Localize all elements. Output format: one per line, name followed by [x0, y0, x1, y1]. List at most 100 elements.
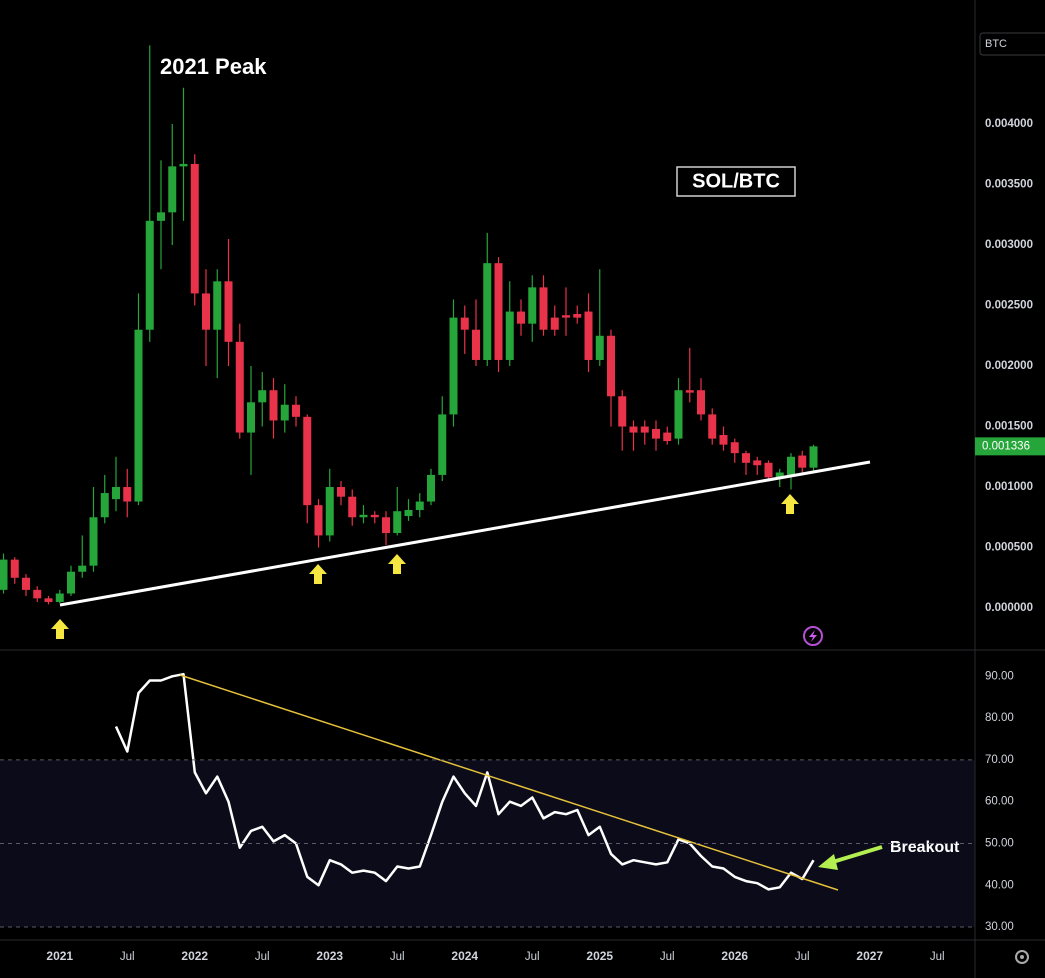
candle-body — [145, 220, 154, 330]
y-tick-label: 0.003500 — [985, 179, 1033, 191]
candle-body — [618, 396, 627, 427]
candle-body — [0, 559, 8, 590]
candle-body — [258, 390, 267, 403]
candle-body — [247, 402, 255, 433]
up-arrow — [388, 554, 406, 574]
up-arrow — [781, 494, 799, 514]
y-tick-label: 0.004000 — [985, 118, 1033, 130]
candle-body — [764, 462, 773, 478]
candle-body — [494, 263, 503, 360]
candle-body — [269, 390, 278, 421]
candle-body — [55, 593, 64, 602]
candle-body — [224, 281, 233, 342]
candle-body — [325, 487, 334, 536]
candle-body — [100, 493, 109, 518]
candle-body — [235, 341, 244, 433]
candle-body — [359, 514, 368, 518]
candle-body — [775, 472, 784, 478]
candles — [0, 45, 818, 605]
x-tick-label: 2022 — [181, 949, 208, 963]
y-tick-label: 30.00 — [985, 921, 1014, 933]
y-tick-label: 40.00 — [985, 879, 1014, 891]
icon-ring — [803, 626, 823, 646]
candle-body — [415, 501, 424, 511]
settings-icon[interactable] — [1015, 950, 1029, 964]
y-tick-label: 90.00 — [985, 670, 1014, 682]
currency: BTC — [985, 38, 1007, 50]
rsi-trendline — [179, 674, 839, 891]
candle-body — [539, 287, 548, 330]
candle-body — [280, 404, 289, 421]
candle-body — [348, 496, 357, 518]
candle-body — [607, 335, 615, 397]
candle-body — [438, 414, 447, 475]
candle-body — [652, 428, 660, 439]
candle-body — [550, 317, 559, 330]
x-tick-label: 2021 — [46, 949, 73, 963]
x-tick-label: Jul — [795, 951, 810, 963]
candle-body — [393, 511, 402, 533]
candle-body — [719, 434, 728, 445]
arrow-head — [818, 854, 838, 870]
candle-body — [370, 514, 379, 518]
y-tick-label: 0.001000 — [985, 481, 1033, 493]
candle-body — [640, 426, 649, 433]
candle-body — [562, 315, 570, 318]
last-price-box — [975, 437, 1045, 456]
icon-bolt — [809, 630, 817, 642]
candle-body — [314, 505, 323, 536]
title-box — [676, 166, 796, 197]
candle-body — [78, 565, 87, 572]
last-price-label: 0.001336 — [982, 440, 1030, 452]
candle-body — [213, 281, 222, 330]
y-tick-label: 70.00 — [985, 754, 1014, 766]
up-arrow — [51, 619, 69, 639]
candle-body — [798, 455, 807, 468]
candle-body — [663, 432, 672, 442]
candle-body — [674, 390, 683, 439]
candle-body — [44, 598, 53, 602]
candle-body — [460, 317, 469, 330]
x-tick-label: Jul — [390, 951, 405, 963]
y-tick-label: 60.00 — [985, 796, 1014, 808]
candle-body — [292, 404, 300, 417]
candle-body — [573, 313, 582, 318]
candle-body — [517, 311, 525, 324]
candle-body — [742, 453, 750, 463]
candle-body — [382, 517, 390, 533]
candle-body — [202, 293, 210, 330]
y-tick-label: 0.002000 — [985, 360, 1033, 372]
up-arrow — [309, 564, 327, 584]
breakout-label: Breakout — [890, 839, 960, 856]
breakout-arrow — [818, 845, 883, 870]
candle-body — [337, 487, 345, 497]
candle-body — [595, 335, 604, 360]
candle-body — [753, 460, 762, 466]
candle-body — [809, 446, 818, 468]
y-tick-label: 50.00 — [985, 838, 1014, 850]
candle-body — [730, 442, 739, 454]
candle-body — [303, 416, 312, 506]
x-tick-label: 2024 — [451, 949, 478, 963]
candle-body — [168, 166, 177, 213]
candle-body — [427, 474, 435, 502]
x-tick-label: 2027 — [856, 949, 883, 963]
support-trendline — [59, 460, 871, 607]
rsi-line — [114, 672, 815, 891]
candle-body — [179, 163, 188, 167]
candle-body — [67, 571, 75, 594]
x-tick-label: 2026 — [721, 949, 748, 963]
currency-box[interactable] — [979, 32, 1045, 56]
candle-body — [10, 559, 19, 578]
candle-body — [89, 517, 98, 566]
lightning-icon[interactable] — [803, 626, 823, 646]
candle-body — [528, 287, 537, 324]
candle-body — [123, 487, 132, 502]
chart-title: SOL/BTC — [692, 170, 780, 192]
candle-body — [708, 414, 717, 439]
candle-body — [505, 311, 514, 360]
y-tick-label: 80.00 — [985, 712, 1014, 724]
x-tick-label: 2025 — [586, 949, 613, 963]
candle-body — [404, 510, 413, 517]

...

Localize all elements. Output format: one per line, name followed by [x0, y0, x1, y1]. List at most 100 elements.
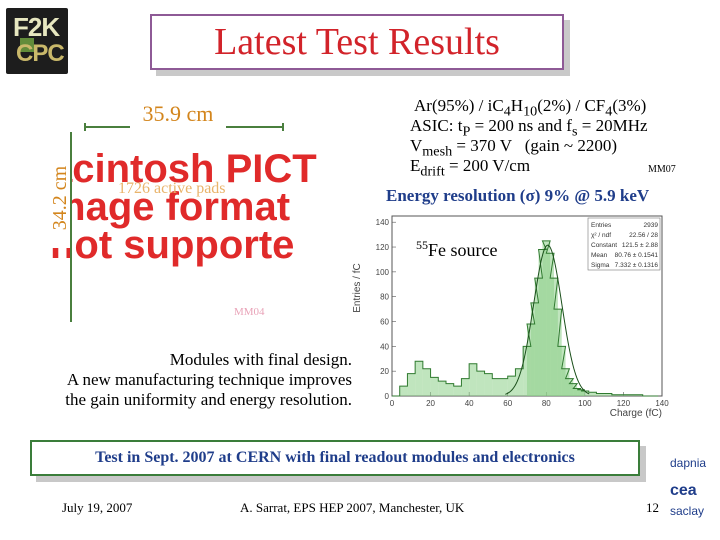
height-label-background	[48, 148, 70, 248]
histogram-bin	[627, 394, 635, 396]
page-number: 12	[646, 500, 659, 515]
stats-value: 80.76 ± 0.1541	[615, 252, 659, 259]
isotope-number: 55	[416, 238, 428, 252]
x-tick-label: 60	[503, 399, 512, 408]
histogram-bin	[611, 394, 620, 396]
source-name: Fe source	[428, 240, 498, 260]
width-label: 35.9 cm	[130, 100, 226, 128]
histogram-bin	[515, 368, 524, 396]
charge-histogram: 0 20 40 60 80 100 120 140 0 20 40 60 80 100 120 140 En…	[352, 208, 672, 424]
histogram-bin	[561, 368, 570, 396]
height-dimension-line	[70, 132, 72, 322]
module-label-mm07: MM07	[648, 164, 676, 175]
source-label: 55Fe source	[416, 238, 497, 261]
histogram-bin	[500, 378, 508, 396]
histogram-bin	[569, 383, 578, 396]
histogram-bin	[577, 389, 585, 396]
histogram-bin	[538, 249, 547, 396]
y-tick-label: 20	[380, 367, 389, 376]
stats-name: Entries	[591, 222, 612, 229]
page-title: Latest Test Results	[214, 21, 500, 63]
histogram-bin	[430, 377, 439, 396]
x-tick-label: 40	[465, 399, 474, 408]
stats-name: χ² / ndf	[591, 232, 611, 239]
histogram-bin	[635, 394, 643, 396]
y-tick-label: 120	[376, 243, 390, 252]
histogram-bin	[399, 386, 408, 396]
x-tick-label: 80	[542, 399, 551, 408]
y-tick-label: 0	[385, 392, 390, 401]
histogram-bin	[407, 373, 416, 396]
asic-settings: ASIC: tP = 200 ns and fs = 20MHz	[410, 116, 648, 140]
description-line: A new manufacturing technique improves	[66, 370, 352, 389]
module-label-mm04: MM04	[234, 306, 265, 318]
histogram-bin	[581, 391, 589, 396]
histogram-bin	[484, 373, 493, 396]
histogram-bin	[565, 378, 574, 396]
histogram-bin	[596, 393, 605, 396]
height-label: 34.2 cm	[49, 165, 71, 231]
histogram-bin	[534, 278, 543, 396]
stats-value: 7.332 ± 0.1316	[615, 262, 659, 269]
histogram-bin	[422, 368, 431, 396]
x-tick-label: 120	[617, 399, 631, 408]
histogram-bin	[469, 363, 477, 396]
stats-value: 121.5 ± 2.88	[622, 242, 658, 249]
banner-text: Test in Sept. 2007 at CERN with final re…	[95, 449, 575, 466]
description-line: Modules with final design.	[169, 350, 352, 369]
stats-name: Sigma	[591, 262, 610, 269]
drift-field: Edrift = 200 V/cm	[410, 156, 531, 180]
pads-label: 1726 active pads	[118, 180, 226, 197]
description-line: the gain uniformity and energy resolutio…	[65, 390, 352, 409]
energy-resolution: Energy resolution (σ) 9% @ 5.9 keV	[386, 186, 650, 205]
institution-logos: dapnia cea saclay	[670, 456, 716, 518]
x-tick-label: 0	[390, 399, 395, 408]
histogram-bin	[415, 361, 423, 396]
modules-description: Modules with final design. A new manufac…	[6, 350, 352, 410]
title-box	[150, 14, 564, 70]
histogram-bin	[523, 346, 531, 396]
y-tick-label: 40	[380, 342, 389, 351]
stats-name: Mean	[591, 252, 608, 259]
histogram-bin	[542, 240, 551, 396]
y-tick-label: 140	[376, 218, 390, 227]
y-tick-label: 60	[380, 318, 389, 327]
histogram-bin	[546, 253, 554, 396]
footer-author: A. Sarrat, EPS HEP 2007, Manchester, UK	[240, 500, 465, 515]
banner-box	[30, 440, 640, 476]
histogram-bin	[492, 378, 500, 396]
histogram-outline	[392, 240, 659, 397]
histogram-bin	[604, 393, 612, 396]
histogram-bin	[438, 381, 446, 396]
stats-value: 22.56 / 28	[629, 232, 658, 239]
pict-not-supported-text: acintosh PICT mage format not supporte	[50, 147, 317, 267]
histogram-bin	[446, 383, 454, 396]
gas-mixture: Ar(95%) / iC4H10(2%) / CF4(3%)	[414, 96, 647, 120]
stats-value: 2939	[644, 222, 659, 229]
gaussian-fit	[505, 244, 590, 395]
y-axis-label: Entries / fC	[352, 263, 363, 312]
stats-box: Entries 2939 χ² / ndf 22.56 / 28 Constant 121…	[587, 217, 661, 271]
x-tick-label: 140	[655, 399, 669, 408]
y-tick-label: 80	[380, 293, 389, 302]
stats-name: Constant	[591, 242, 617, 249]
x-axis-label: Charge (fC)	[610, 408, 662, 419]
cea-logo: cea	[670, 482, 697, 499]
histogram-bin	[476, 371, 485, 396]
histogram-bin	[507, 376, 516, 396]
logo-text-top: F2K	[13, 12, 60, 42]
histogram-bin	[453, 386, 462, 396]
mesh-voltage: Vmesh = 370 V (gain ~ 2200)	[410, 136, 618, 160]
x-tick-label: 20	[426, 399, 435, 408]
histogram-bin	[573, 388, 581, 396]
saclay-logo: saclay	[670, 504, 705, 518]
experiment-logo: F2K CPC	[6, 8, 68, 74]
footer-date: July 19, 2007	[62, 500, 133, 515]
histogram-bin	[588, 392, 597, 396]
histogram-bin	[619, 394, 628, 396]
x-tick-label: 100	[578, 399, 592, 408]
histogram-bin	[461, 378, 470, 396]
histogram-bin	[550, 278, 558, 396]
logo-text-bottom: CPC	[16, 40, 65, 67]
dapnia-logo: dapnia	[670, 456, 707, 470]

> **SHORT PROBLEM**
Copy out the lines of the data above, starting at the line that contains "candle-body — [145, 220, 154, 330]" and ending at the line that contains "candle-body — [100, 493, 109, 518]", with both of those lines included.

> **EXPECTED OUTPUT**
candle-body — [145, 220, 154, 330]
y-tick-label: 0.003500 — [985, 179, 1033, 191]
candle-body — [618, 396, 627, 427]
candle-body — [0, 559, 8, 590]
candle-body — [258, 390, 267, 403]
candle-body — [247, 402, 255, 433]
up-arrow — [388, 554, 406, 574]
up-arrow — [781, 494, 799, 514]
y-tick-label: 0.004000 — [985, 118, 1033, 130]
candle-body — [764, 462, 773, 478]
candle-body — [494, 263, 503, 360]
candle-body — [269, 390, 278, 421]
candle-body — [55, 593, 64, 602]
candle-body — [224, 281, 233, 342]
candle-body — [325, 487, 334, 536]
candle-body — [100, 493, 109, 518]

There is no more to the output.